*Exercise brief:* Repeat every record below exactly, omitting any pictures.

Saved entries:
---------------
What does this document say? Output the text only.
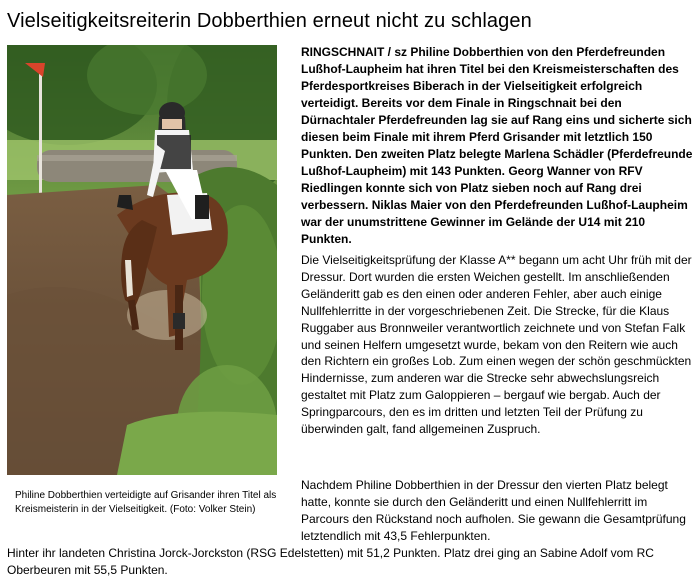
Vielseitigkeitsreiterin Dobberthien erneut nicht zu schlagen

Philine Dobberthien verteidigte auf Grisander ihren Titel als Kreismeisterin in der Vielseitigkeit. (Foto: Volker Stein)

RINGSCHNAIT / sz Philine Dobberthien von den Pferdefreunden Lußhof-Laupheim hat ihren Titel bei den Kreismeisterschaften des Pferdesportkreises Biberach in der Vielseitigkeit erfolgreich verteidigt. Bereits vor dem Finale in Ringschnait bei den Dürnachtaler Pferdefreunden lag sie auf Rang eins und sicherte sich diesen beim Finale mit ihrem Pferd Grisander mit letztlich 150 Punkten. Den zweiten Platz belegte Marlena Schädler (Pferdefreunde Lußhof-Laupheim) mit 143 Punkten. Georg Wanner von RFV Riedlingen konnte sich von Platz sieben noch auf Rang drei verbessern. Niklas Maier von den Pferdefreunden Lußhof-Laupheim war der unumstrittene Gewinner im Gelände der U14 mit 210 Punkten.

Die Vielseitigkeitsprüfung der Klasse A** begann um acht Uhr früh mit der Dressur. Dort wurden die ersten Weichen gestellt. Im anschließenden Geländeritt gab es den einen oder anderen Fehler, aber auch einige Nullfehlerritte in der vorgeschriebenen Zeit. Die Strecke, für die Klaus Ruggaber aus Bronnweiler verantwortlich zeichnete und von Stefan Falk und seinen Helfern umgesetzt wurde, bekam von den Reitern wie auch den Richtern ein großes Lob. Zum einen wegen der schön geschmückten Hindernisse, zum anderen war die Strecke sehr abwechslungsreich gestaltet mit Platz zum Galoppieren – bergauf wie bergab. Auch der Springparcours, den es im dritten und letzten Teil der Prüfung zu überwinden galt, fand allgemeinen Zuspruch.

Nachdem Philine Dobberthien in der Dressur den vierten Platz belegt hatte, konnte sie durch den Geländeritt und einen Nullfehlerritt im Parcours den Rückstand noch aufholen. Sie gewann die Gesamtprüfung letztendlich mit 43,5 Fehlerpunkten.

Hinter ihr landeten Christina Jorck-Jorckston (RSG Edelstetten) mit 51,2 Punkten. Platz drei ging an Sabine Adolf vom RC Oberbeuren mit 55,5 Punkten.
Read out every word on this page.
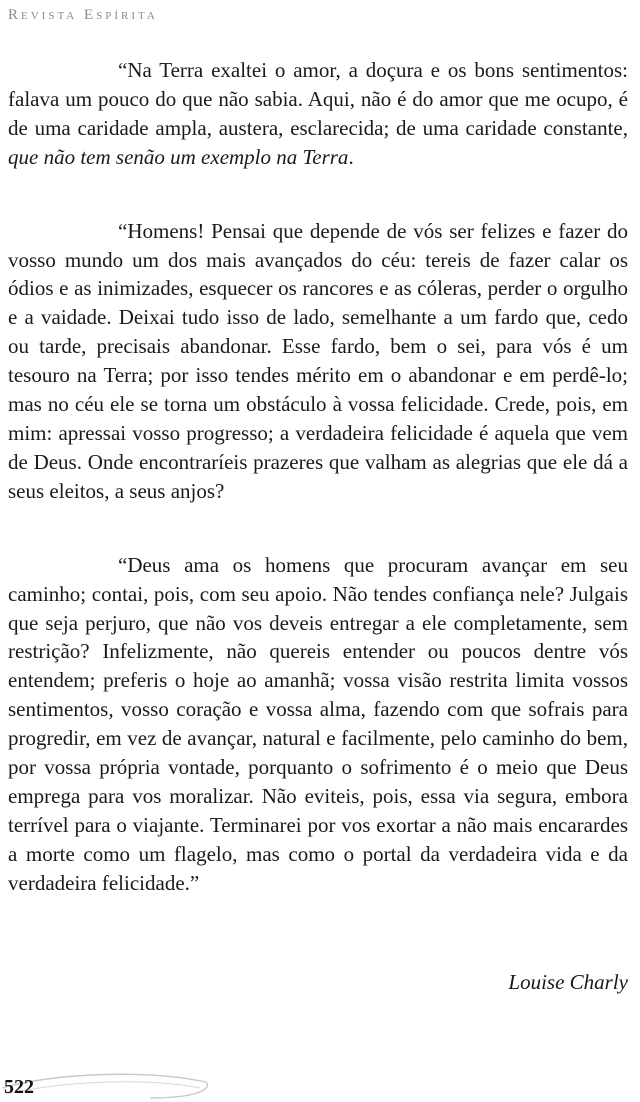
Revista Espírita

“Na Terra exaltei o amor, a doçura e os bons sentimentos: falava um pouco do que não sabia. Aqui, não é do amor que me ocupo, é de uma caridade ampla, austera, esclarecida; de uma caridade constante, que não tem senão um exemplo na Terra.

“Homens! Pensai que depende de vós ser felizes e fazer do vosso mundo um dos mais avançados do céu: tereis de fazer calar os ódios e as inimizades, esquecer os rancores e as cóleras, perder o orgulho e a vaidade. Deixai tudo isso de lado, semelhante a um fardo que, cedo ou tarde, precisais abandonar. Esse fardo, bem o sei, para vós é um tesouro na Terra; por isso tendes mérito em o abandonar e em perdê-lo; mas no céu ele se torna um obstáculo à vossa felicidade. Crede, pois, em mim: apressai vosso progresso; a verdadeira felicidade é aquela que vem de Deus. Onde encontraríeis prazeres que valham as alegrias que ele dá a seus eleitos, a seus anjos?

“Deus ama os homens que procuram avançar em seu caminho; contai, pois, com seu apoio. Não tendes confiança nele? Julgais que seja perjuro, que não vos deveis entregar a ele completamente, sem restrição? Infelizmente, não quereis entender ou poucos dentre vós entendem; preferis o hoje ao amanhã; vossa visão restrita limita vossos sentimentos, vosso coração e vossa alma, fazendo com que sofrais para progredir, em vez de avançar, natural e facilmente, pelo caminho do bem, por vossa própria vontade, porquanto o sofrimento é o meio que Deus emprega para vos moralizar. Não eviteis, pois, essa via segura, embora terrível para o viajante. Terminarei por vos exortar a não mais encarardes a morte como um flagelo, mas como o portal da verdadeira vida e da verdadeira felicidade.”

Louise Charly
522
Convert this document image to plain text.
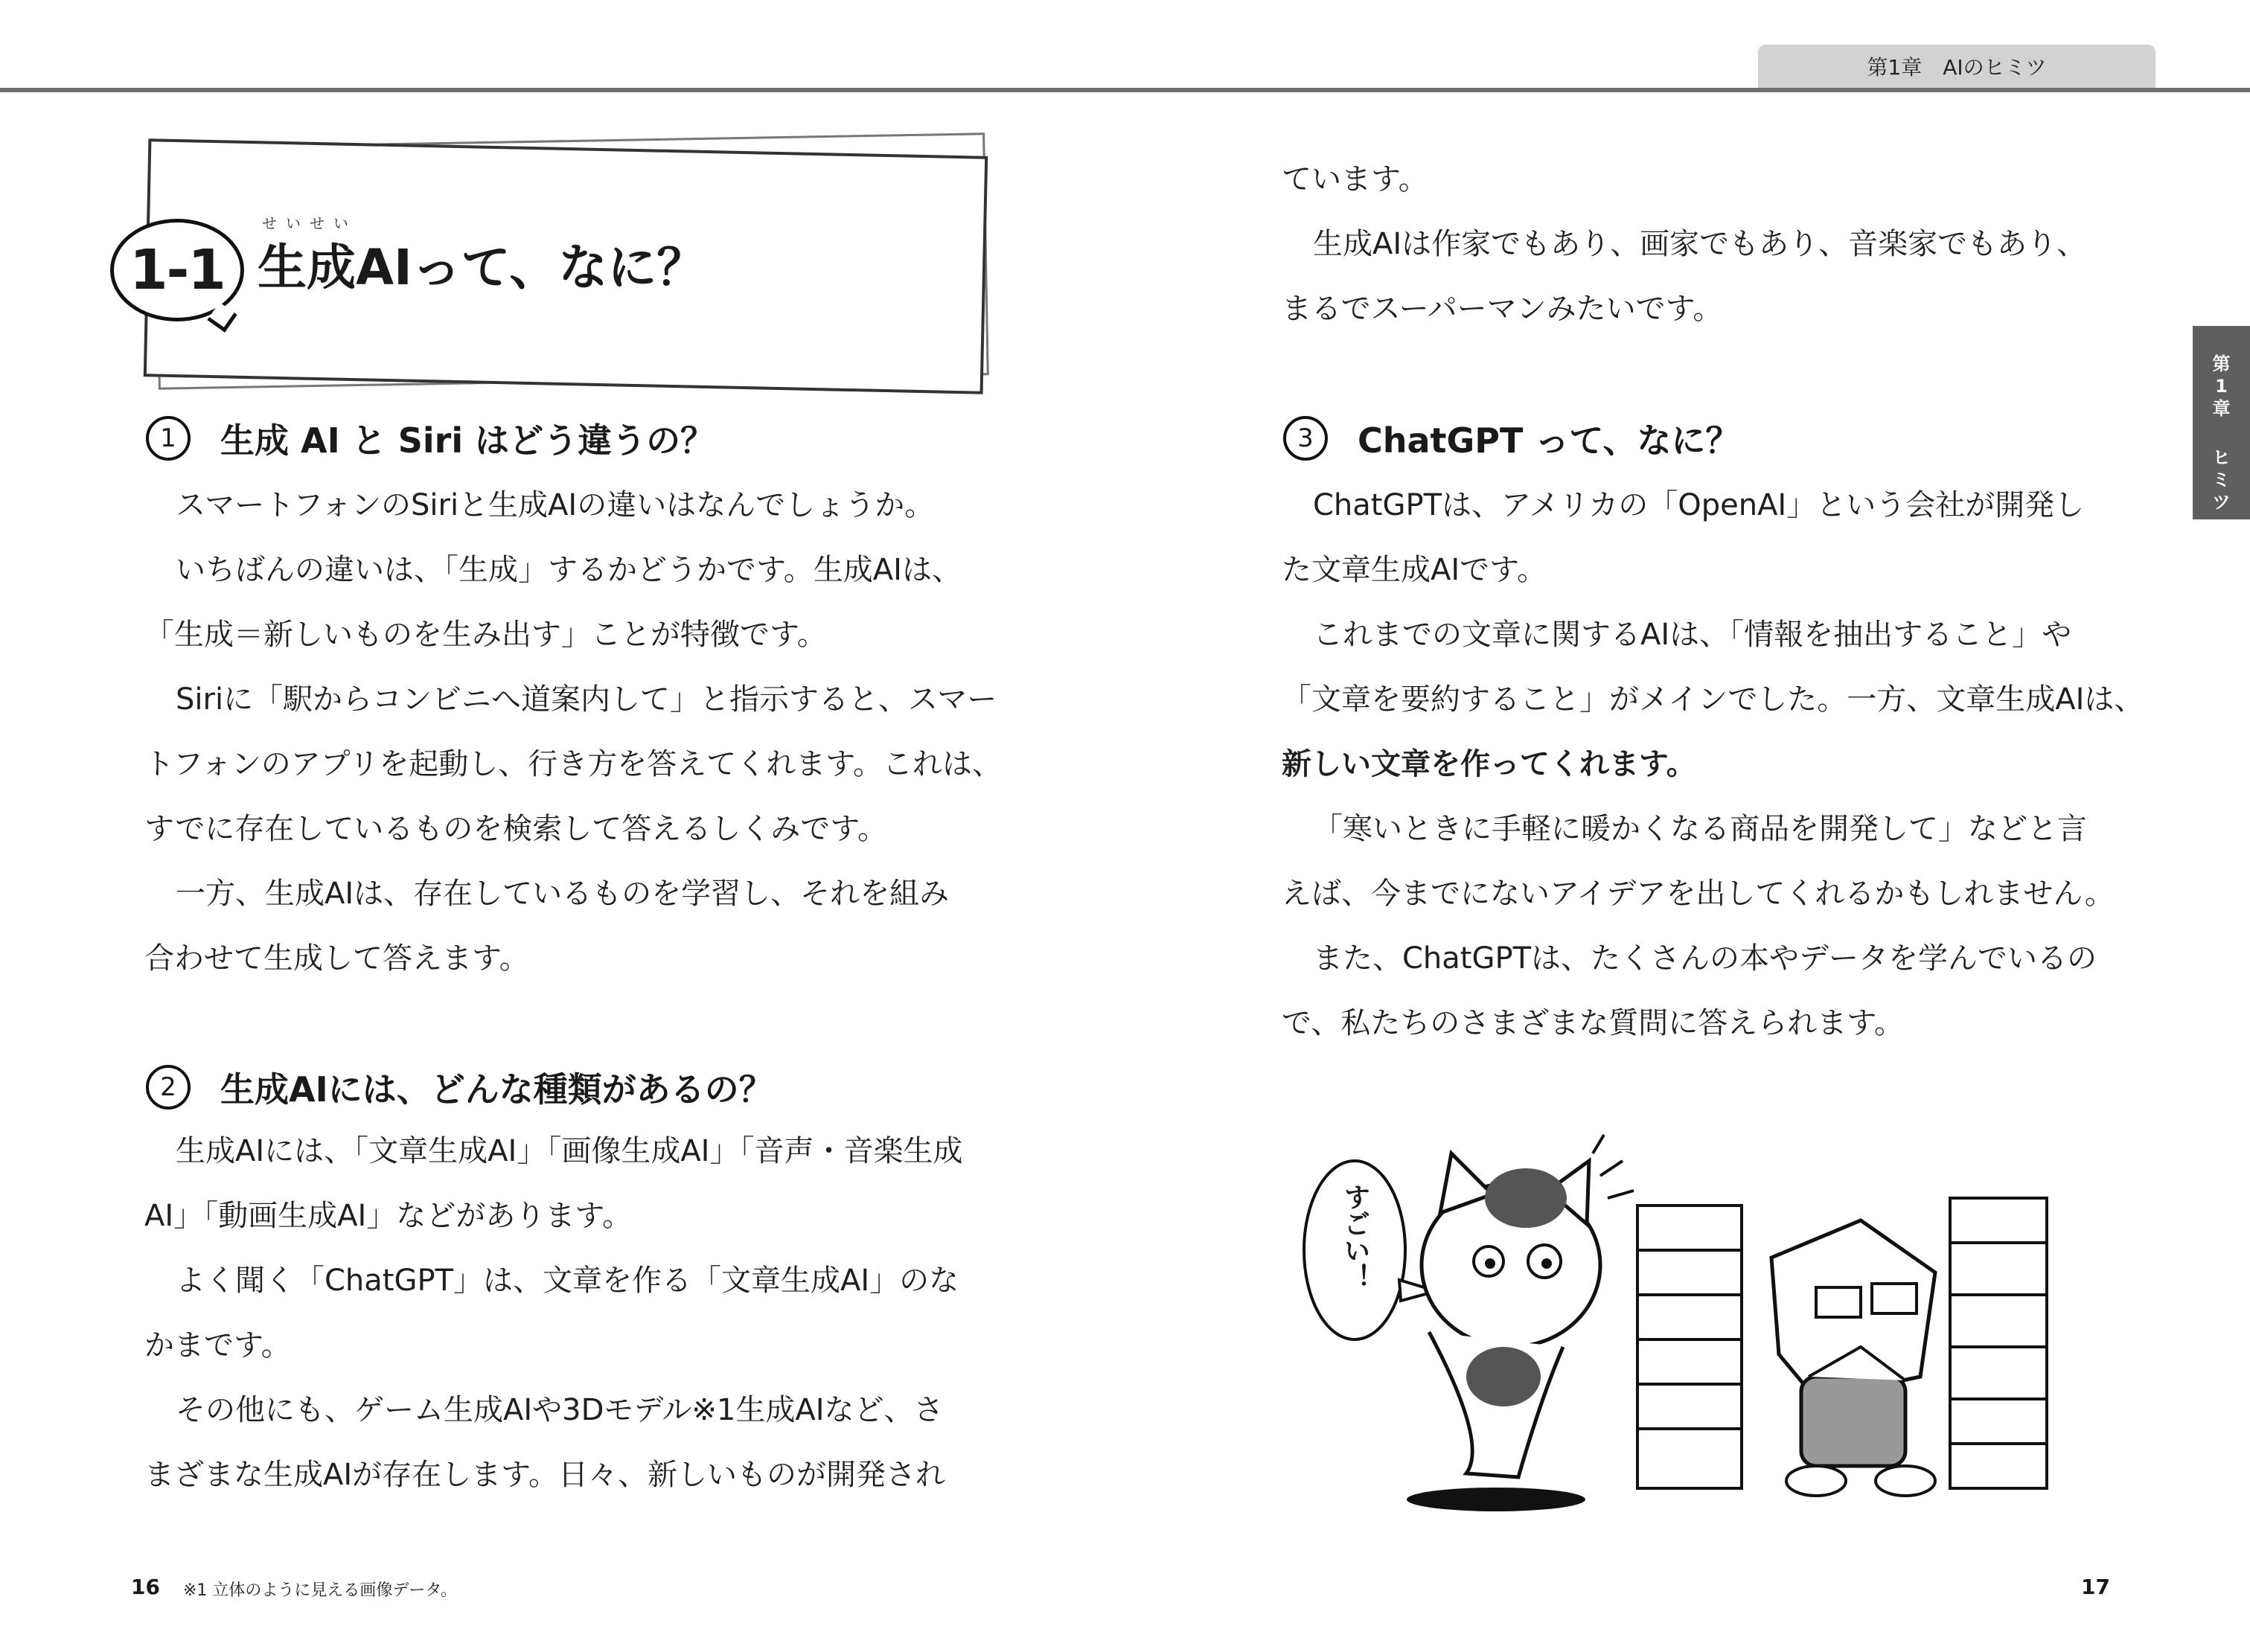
第1章　AIのヒミツ
第
1
章
ヒ
ミ
ツ
1-1
せいせい
生成AIって、なに？
1	生成 AI と Siri はどう違うの？
スマートフォンのSiriと生成AIの違いはなんでしょうか。
いちばんの違いは、「生成」するかどうかです。生成AIは、
「生成＝新しいものを生み出す」ことが特徴です。
Siriに「駅からコンビニへ道案内して」と指示すると、スマー
トフォンのアプリを起動し、行き方を答えてくれます。これは、
すでに存在しているものを検索して答えるしくみです。
一方、生成AIは、存在しているものを学習し、それを組み
合わせて生成して答えます。
2	生成AIには、どんな種類があるの？
生成AIには、「文章生成AI」「画像生成AI」「音声・音楽生成
AI」「動画生成AI」などがあります。
よく聞く「ChatGPT」は、文章を作る「文章生成AI」のな
かまです。
その他にも、ゲーム生成AIや3Dモデル※1生成AIなど、さ
まざまな生成AIが存在します。日々、新しいものが開発され
16 ※1 立体のように見える画像データ。
ています。
生成AIは作家でもあり、画家でもあり、音楽家でもあり、
まるでスーパーマンみたいです。
3	ChatGPT って、なに？
ChatGPTは、アメリカの「OpenAI」という会社が開発し
た文章生成AIです。
これまでの文章に関するAIは、「情報を抽出すること」や
「文章を要約すること」がメインでした。一方、文章生成AIは、
新しい文章を作ってくれます。
「寒いときに手軽に暖かくなる商品を開発して」などと言
えば、今までにないアイデアを出してくれるかもしれません。
また、ChatGPTは、たくさんの本やデータを学んでいるの
で、私たちのさまざまな質問に答えられます。
すごい！
17
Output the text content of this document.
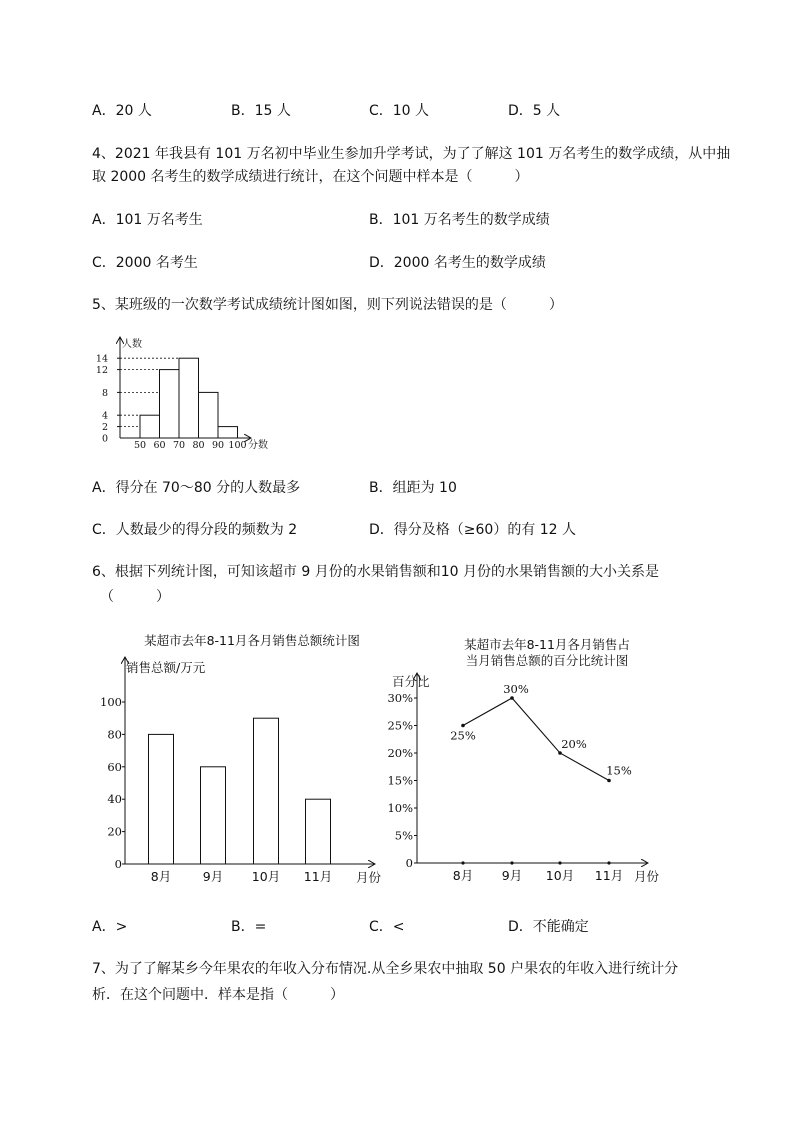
A．20 人	B．15 人	C．10 人	D．5 人
4、2021 年我县有 101 万名初中毕业生参加升学考试，为了了解这 101 万名考生的数学成绩，从中抽
取 2000 名考生的数学成绩进行统计，在这个问题中样本是（　　　）
A．101 万名考生	B．101 万名考生的数学成绩
C．2000 名考生	D．2000 名考生的数学成绩
5、某班级的一次数学考试成绩统计图如图，则下列说法错误的是（　　　）
0
2
4
8
12
14
50 60 70 80 90 100
人数
分数
A．得分在 70～80 分的人数最多	B．组距为 10
C．人数最少的得分段的频数为 2	D．得分及格（≥60）的有 12 人
6、根据下列统计图，可知该超市 9 月份的水果销售额和10 月份的水果销售额的大小关系是
（　　　）
某超市去年8-11月各月销售总额统计图
销售总额/万元
0
20
40
60
80
100
8月	9月 10月 11月 月份
某超市去年8-11月各月销售占
当月销售总额的百分比统计图
百分比
0
5%
10%
15%
20%
25%
30%
25%
30%
20%
15%
8月 9月 10月 11月 月份
A．>	B．=	C．<	D．不能确定
7、为了了解某乡今年果农的年收入分布情况.从全乡果农中抽取 50 户果农的年收入进行统计分
析．在这个问题中．样本是指（　　　）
---------------
*Completed task:*
What does this document say? Output the text only.
Vielseitigkeitsreiterin Dobberthien erneut nicht zu schlagen

Philine Dobberthien verteidigte auf Grisander ihren Titel als Kreismeisterin in der Vielseitigkeit. (Foto: Volker Stein)

RINGSCHNAIT / sz Philine Dobberthien von den Pferdefreunden Lußhof-Laupheim hat ihren Titel bei den Kreismeisterschaften des Pferdesportkreises Biberach in der Vielseitigkeit erfolgreich verteidigt. Bereits vor dem Finale in Ringschnait bei den Dürnachtaler Pferdefreunden lag sie auf Rang eins und sicherte sich diesen beim Finale mit ihrem Pferd Grisander mit letztlich 150 Punkten. Den zweiten Platz belegte Marlena Schädler (Pferdefreunde Lußhof-Laupheim) mit 143 Punkten. Georg Wanner von RFV Riedlingen konnte sich von Platz sieben noch auf Rang drei verbessern. Niklas Maier von den Pferdefreunden Lußhof-Laupheim war der unumstrittene Gewinner im Gelände der U14 mit 210 Punkten.

Die Vielseitigkeitsprüfung der Klasse A** begann um acht Uhr früh mit der Dressur. Dort wurden die ersten Weichen gestellt. Im anschließenden Geländeritt gab es den einen oder anderen Fehler, aber auch einige Nullfehlerritte in der vorgeschriebenen Zeit. Die Strecke, für die Klaus Ruggaber aus Bronnweiler verantwortlich zeichnete und von Stefan Falk und seinen Helfern umgesetzt wurde, bekam von den Reitern wie auch den Richtern ein großes Lob. Zum einen wegen der schön geschmückten Hindernisse, zum anderen war die Strecke sehr abwechslungsreich gestaltet mit Platz zum Galoppieren – bergauf wie bergab. Auch der Springparcours, den es im dritten und letzten Teil der Prüfung zu überwinden galt, fand allgemeinen Zuspruch.

Nachdem Philine Dobberthien in der Dressur den vierten Platz belegt hatte, konnte sie durch den Geländeritt und einen Nullfehlerritt im Parcours den Rückstand noch aufholen. Sie gewann die Gesamtprüfung letztendlich mit 43,5 Fehlerpunkten.

Hinter ihr landeten Christina Jorck-Jorckston (RSG Edelstetten) mit 51,2 Punkten. Platz drei ging an Sabine Adolf vom RC Oberbeuren mit 55,5 Punkten.
Read out every word on this page.
Revista Espírita

“Na Terra exaltei o amor, a doçura e os bons sentimentos: falava um pouco do que não sabia. Aqui, não é do amor que me ocupo, é de uma caridade ampla, austera, esclarecida; de uma caridade constante, que não tem senão um exemplo na Terra.

“Homens! Pensai que depende de vós ser felizes e fazer do vosso mundo um dos mais avançados do céu: tereis de fazer calar os ódios e as inimizades, esquecer os rancores e as cóleras, perder o orgulho e a vaidade. Deixai tudo isso de lado, semelhante a um fardo que, cedo ou tarde, precisais abandonar. Esse fardo, bem o sei, para vós é um tesouro na Terra; por isso tendes mérito em o abandonar e em perdê-lo; mas no céu ele se torna um obstáculo à vossa felicidade. Crede, pois, em mim: apressai vosso progresso; a verdadeira felicidade é aquela que vem de Deus. Onde encontraríeis prazeres que valham as alegrias que ele dá a seus eleitos, a seus anjos?

“Deus ama os homens que procuram avançar em seu caminho; contai, pois, com seu apoio. Não tendes confiança nele? Julgais que seja perjuro, que não vos deveis entregar a ele completamente, sem restrição? Infelizmente, não quereis entender ou poucos dentre vós entendem; preferis o hoje ao amanhã; vossa visão restrita limita vossos sentimentos, vosso coração e vossa alma, fazendo com que sofrais para progredir, em vez de avançar, natural e facilmente, pelo caminho do bem, por vossa própria vontade, porquanto o sofrimento é o meio que Deus emprega para vos moralizar. Não eviteis, pois, essa via segura, embora terrível para o viajante. Terminarei por vos exortar a não mais encarardes a morte como um flagelo, mas como o portal da verdadeira vida e da verdadeira felicidade.”

Louise Charly
522
Convert this document image to plain text.
第1章　AIのヒミツ
第
1
章
ヒ
ミ
ツ
1-1
せいせい
生成AIって、なに？
1	生成 AI と Siri はどう違うの？
スマートフォンのSiriと生成AIの違いはなんでしょうか。
いちばんの違いは、「生成」するかどうかです。生成AIは、
「生成＝新しいものを生み出す」ことが特徴です。
Siriに「駅からコンビニへ道案内して」と指示すると、スマー
トフォンのアプリを起動し、行き方を答えてくれます。これは、
すでに存在しているものを検索して答えるしくみです。
一方、生成AIは、存在しているものを学習し、それを組み
合わせて生成して答えます。
2	生成AIには、どんな種類があるの？
生成AIには、「文章生成AI」「画像生成AI」「音声・音楽生成
AI」「動画生成AI」などがあります。
よく聞く「ChatGPT」は、文章を作る「文章生成AI」のな
かまです。
その他にも、ゲーム生成AIや3Dモデル※1生成AIなど、さ
まざまな生成AIが存在します。日々、新しいものが開発され
16 ※1 立体のように見える画像データ。
ています。
生成AIは作家でもあり、画家でもあり、音楽家でもあり、
まるでスーパーマンみたいです。
3	ChatGPT って、なに？
ChatGPTは、アメリカの「OpenAI」という会社が開発し
た文章生成AIです。
これまでの文章に関するAIは、「情報を抽出すること」や
「文章を要約すること」がメインでした。一方、文章生成AIは、
新しい文章を作ってくれます。
「寒いときに手軽に暖かくなる商品を開発して」などと言
えば、今までにないアイデアを出してくれるかもしれません。
また、ChatGPTは、たくさんの本やデータを学んでいるの
で、私たちのさまざまな質問に答えられます。
すごい！
17
Output the text content of this document.
A．20 人	B．15 人	C．10 人	D．5 人
4、2021 年我县有 101 万名初中毕业生参加升学考试，为了了解这 101 万名考生的数学成绩，从中抽
取 2000 名考生的数学成绩进行统计，在这个问题中样本是（　　　）
A．101 万名考生	B．101 万名考生的数学成绩
C．2000 名考生	D．2000 名考生的数学成绩
5、某班级的一次数学考试成绩统计图如图，则下列说法错误的是（　　　）
0
2
4
8
12
14
50 60 70 80 90 100
人数
分数
A．得分在 70～80 分的人数最多	B．组距为 10
C．人数最少的得分段的频数为 2	D．得分及格（≥60）的有 12 人
6、根据下列统计图，可知该超市 9 月份的水果销售额和10 月份的水果销售额的大小关系是
（　　　）
某超市去年8-11月各月销售总额统计图
销售总额/万元
0
20
40
60
80
100
8月	9月 10月 11月 月份
某超市去年8-11月各月销售占
当月销售总额的百分比统计图
百分比
0
5%
10%
15%
20%
25%
30%
25%
30%
20%
15%
8月 9月 10月 11月 月份
A．>	B．=	C．<	D．不能确定
7、为了了解某乡今年果农的年收入分布情况.从全乡果农中抽取 50 户果农的年收入进行统计分
析．在这个问题中．样本是指（　　　）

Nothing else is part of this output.